-- begin EXERCISE INPUTS --

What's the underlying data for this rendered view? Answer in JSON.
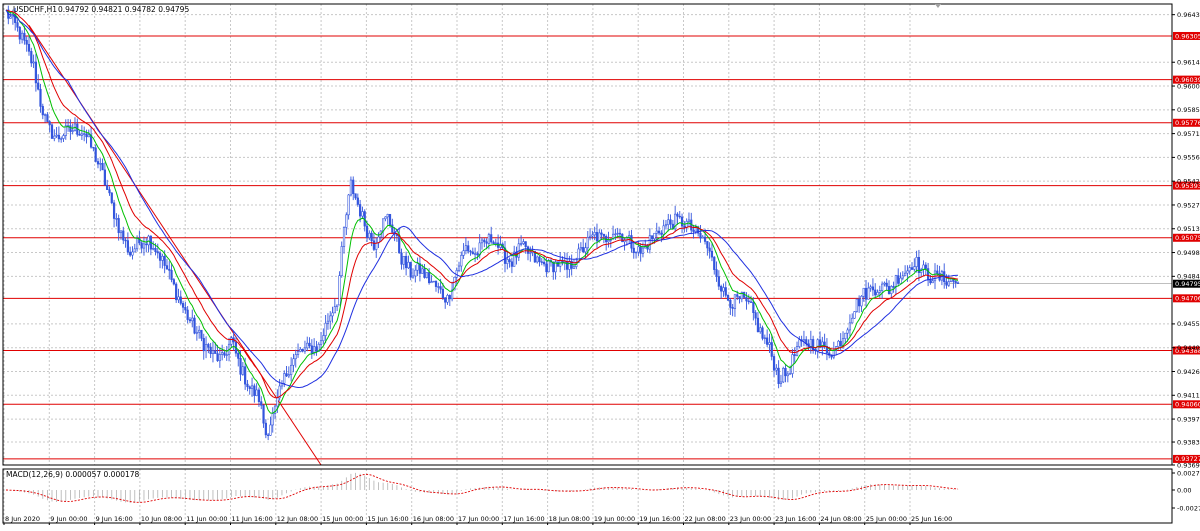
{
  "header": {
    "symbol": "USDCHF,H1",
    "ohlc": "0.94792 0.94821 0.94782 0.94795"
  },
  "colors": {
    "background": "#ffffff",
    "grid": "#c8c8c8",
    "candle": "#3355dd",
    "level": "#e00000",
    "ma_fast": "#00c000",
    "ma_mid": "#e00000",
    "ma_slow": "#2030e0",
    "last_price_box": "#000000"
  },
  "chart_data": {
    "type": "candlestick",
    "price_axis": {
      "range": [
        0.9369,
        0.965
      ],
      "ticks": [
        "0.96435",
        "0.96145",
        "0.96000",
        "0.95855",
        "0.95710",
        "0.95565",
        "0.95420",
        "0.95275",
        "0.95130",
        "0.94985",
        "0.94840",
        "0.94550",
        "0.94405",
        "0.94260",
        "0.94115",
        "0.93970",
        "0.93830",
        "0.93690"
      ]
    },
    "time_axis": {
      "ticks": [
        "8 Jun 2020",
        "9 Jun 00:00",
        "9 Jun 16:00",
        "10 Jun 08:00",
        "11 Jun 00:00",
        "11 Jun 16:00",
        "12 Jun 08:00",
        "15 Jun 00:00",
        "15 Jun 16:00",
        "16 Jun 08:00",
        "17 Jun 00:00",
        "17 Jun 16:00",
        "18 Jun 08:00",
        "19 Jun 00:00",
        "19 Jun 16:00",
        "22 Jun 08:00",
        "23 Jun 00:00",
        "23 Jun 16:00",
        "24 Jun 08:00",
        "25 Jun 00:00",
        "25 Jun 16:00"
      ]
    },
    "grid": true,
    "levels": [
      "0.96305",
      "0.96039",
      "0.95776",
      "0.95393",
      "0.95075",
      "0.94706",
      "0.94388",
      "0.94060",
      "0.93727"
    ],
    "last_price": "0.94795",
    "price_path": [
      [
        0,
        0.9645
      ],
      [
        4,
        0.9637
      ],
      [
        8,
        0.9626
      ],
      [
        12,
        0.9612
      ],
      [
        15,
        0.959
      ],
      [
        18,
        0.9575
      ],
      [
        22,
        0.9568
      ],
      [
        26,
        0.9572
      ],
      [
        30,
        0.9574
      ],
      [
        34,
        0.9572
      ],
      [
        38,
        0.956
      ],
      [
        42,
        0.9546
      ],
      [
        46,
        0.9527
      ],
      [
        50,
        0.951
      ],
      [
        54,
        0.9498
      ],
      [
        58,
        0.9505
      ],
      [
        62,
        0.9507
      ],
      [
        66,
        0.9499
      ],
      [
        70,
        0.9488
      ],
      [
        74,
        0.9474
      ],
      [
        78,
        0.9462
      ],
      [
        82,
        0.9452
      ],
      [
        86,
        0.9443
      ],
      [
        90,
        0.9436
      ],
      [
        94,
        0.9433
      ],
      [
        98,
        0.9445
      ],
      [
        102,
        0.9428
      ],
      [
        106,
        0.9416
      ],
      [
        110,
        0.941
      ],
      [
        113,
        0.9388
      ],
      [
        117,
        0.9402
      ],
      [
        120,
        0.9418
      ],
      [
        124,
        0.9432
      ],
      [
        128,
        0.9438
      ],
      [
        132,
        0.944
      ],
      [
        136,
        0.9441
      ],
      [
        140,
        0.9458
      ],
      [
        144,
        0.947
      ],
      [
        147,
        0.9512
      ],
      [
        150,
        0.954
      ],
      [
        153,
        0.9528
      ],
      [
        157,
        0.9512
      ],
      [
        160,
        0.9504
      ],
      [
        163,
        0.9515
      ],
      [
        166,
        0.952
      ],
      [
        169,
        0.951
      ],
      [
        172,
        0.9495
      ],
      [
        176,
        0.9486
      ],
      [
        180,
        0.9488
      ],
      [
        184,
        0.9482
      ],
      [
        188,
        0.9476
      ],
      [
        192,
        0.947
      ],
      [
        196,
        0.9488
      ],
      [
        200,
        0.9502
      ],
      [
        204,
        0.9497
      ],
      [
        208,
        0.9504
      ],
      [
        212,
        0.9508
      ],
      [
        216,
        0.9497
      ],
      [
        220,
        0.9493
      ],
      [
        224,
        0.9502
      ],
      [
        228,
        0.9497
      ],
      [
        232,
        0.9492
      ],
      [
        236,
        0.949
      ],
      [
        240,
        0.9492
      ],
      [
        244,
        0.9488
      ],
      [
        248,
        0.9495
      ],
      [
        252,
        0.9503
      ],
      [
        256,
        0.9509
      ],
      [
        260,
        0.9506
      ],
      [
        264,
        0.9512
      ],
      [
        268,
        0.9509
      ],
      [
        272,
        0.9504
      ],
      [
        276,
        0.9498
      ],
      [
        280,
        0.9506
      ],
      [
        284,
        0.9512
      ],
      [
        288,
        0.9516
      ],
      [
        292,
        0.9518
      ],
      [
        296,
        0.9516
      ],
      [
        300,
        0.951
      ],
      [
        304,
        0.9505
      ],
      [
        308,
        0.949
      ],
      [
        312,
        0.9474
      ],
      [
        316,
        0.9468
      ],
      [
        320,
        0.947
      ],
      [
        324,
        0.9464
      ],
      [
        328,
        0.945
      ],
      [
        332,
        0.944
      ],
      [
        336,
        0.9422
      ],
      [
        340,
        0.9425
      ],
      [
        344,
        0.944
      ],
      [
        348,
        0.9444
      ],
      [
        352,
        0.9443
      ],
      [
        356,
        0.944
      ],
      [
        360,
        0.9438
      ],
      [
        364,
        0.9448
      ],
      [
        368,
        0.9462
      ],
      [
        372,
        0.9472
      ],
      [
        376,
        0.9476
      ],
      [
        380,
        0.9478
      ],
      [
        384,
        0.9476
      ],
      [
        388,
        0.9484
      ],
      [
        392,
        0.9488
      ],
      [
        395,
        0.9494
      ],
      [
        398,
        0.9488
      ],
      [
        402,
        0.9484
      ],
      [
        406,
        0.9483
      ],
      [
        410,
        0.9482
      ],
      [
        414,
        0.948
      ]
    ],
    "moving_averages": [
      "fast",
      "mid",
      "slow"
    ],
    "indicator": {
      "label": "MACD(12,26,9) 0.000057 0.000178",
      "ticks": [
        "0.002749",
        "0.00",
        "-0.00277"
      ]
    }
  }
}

-- end EXERCISE INPUTS --
-- begin EXERCISE INPUTS --

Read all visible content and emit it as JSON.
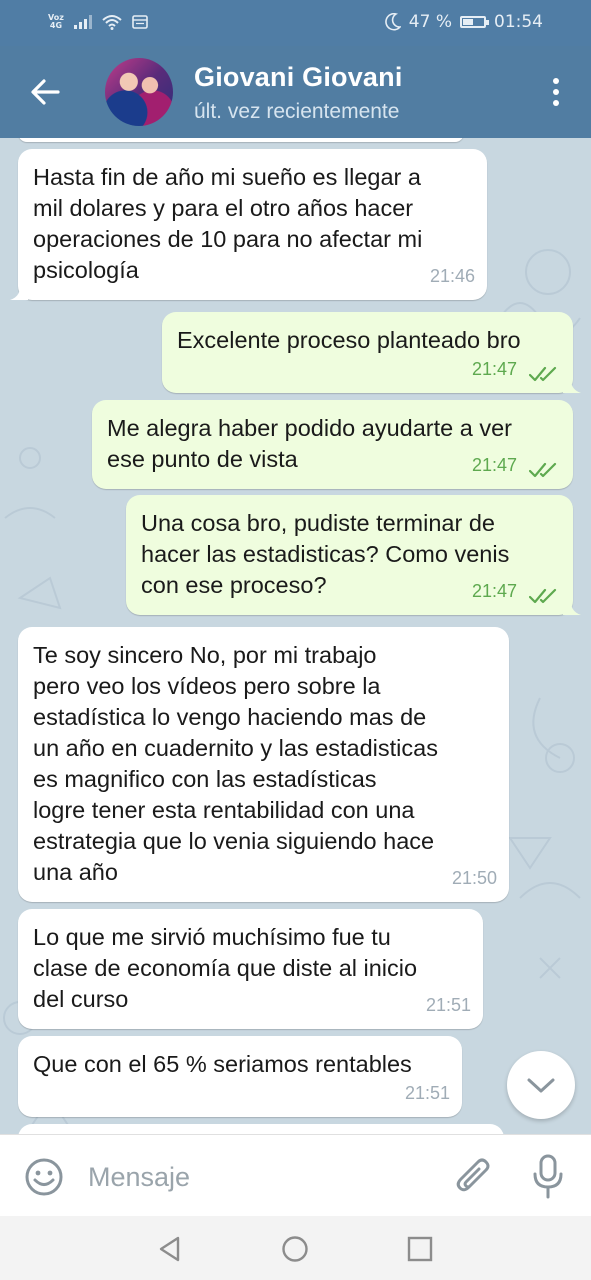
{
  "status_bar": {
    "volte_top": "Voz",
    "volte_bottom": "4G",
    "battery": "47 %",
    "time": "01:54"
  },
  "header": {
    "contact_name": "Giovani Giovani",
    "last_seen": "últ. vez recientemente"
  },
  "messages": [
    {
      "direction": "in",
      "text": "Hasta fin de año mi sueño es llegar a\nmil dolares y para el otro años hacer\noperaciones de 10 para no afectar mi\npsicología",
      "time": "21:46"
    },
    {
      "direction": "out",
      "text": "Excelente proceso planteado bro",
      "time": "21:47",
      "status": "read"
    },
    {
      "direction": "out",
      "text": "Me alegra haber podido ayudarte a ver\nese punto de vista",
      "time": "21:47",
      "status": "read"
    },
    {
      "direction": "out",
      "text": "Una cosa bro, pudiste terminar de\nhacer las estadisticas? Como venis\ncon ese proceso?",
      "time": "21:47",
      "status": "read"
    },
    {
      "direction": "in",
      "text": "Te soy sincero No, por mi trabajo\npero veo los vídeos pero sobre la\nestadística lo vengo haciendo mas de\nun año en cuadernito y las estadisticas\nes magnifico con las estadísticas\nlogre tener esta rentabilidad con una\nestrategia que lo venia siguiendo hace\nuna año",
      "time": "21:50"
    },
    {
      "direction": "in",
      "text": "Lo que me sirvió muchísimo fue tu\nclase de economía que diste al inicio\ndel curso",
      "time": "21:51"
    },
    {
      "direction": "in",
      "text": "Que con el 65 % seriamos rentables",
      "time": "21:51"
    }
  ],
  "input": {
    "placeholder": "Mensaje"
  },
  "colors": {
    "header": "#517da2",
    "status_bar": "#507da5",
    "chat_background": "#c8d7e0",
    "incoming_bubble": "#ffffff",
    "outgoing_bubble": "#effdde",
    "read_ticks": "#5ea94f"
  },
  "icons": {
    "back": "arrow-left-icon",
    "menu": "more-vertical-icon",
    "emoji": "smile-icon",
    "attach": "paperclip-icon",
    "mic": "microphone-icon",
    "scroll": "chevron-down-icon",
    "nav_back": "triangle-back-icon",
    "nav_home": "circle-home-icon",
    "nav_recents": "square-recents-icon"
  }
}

-- end EXERCISE INPUTS --
-- begin EXERCISE INPUTS --

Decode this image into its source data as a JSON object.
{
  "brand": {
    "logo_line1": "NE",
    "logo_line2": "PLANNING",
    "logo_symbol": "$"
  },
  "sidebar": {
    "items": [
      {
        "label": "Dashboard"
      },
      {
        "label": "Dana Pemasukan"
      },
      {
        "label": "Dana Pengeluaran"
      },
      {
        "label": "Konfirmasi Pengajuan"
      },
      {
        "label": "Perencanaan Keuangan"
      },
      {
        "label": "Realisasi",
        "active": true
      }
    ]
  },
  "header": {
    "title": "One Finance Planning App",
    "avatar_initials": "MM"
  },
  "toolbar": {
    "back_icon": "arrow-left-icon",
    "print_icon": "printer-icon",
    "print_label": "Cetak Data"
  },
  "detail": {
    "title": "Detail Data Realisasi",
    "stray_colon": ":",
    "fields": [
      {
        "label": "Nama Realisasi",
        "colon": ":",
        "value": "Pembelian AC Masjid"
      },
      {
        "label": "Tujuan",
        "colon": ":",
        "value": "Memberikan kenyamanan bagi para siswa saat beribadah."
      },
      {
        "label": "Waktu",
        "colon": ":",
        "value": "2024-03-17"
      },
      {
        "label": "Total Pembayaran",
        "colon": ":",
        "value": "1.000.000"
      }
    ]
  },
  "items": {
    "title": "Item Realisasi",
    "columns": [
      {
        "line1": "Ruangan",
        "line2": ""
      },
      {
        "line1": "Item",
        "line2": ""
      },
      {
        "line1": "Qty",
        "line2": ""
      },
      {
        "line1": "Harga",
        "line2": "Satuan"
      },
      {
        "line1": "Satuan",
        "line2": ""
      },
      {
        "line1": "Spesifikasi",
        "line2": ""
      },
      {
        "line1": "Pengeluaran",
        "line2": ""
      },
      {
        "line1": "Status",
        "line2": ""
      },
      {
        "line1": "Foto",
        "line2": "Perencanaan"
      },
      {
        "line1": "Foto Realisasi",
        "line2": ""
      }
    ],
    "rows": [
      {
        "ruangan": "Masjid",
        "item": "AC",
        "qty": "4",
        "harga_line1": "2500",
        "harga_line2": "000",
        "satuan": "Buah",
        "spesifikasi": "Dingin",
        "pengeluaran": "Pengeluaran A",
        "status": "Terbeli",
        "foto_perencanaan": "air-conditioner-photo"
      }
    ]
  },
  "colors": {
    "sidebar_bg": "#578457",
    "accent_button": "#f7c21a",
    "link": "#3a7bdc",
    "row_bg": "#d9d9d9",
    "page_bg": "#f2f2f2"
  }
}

-- end EXERCISE INPUTS --

→ **EXERCISE TASK**
Among the lines of the listing, how many hold the string "Pengeluaran"? Respond with only the number.

→ **SOLUTION TO THE EXERCISE**
3